##### EXCERPTED DATA
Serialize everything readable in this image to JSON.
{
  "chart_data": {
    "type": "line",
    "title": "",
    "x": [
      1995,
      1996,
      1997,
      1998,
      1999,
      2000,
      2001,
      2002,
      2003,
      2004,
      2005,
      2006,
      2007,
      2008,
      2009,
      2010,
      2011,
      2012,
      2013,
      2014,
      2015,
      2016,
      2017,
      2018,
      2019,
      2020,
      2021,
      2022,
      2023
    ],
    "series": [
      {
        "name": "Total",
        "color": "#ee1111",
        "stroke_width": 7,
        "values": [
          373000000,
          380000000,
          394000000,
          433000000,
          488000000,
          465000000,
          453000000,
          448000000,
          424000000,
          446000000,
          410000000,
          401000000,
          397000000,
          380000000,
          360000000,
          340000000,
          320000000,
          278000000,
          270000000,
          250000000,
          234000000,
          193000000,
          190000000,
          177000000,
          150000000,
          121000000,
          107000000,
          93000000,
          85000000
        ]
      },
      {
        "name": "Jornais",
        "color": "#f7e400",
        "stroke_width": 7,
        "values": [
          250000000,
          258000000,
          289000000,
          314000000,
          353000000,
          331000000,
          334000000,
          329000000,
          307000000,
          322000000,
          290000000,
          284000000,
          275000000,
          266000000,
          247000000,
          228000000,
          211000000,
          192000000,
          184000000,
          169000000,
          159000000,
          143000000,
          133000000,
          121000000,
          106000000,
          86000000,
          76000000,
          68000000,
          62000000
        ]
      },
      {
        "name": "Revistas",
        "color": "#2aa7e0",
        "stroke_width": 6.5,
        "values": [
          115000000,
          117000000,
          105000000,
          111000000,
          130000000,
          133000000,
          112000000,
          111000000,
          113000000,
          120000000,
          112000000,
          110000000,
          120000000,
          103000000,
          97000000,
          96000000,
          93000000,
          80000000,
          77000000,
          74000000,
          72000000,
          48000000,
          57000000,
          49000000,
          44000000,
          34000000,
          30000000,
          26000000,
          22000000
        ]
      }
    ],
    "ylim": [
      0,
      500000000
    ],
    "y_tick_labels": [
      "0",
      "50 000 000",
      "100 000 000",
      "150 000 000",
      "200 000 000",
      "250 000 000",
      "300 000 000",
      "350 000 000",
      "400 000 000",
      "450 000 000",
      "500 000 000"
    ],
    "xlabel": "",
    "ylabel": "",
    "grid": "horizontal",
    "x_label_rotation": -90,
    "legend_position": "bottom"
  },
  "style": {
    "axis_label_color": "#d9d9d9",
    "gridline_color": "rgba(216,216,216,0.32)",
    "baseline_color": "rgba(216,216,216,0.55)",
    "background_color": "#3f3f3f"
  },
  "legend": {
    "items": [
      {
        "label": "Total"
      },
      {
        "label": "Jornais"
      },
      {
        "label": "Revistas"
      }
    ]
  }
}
##########
WHAT THIS TASK INVOLVES
Take the lines above and print them exactly.

WRITTEN RESPONSE
Serialize everything readable in this image to JSON.
{
  "chart_data": {
    "type": "line",
    "title": "",
    "x": [
      1995,
      1996,
      1997,
      1998,
      1999,
      2000,
      2001,
      2002,
      2003,
      2004,
      2005,
      2006,
      2007,
      2008,
      2009,
      2010,
      2011,
      2012,
      2013,
      2014,
      2015,
      2016,
      2017,
      2018,
      2019,
      2020,
      2021,
      2022,
      2023
    ],
    "series": [
      {
        "name": "Total",
        "color": "#ee1111",
        "stroke_width": 7,
        "values": [
          373000000,
          380000000,
          394000000,
          433000000,
          488000000,
          465000000,
          453000000,
          448000000,
          424000000,
          446000000,
          410000000,
          401000000,
          397000000,
          380000000,
          360000000,
          340000000,
          320000000,
          278000000,
          270000000,
          250000000,
          234000000,
          193000000,
          190000000,
          177000000,
          150000000,
          121000000,
          107000000,
          93000000,
          85000000
        ]
      },
      {
        "name": "Jornais",
        "color": "#f7e400",
        "stroke_width": 7,
        "values": [
          250000000,
          258000000,
          289000000,
          314000000,
          353000000,
          331000000,
          334000000,
          329000000,
          307000000,
          322000000,
          290000000,
          284000000,
          275000000,
          266000000,
          247000000,
          228000000,
          211000000,
          192000000,
          184000000,
          169000000,
          159000000,
          143000000,
          133000000,
          121000000,
          106000000,
          86000000,
          76000000,
          68000000,
          62000000
        ]
      },
      {
        "name": "Revistas",
        "color": "#2aa7e0",
        "stroke_width": 6.5,
        "values": [
          115000000,
          117000000,
          105000000,
          111000000,
          130000000,
          133000000,
          112000000,
          111000000,
          113000000,
          120000000,
          112000000,
          110000000,
          120000000,
          103000000,
          97000000,
          96000000,
          93000000,
          80000000,
          77000000,
          74000000,
          72000000,
          48000000,
          57000000,
          49000000,
          44000000,
          34000000,
          30000000,
          26000000,
          22000000
        ]
      }
    ],
    "ylim": [
      0,
      500000000
    ],
    "y_tick_labels": [
      "0",
      "50 000 000",
      "100 000 000",
      "150 000 000",
      "200 000 000",
      "250 000 000",
      "300 000 000",
      "350 000 000",
      "400 000 000",
      "450 000 000",
      "500 000 000"
    ],
    "xlabel": "",
    "ylabel": "",
    "grid": "horizontal",
    "x_label_rotation": -90,
    "legend_position": "bottom"
  },
  "style": {
    "axis_label_color": "#d9d9d9",
    "gridline_color": "rgba(216,216,216,0.32)",
    "baseline_color": "rgba(216,216,216,0.55)",
    "background_color": "#3f3f3f"
  },
  "legend": {
    "items": [
      {
        "label": "Total"
      },
      {
        "label": "Jornais"
      },
      {
        "label": "Revistas"
      }
    ]
  }
}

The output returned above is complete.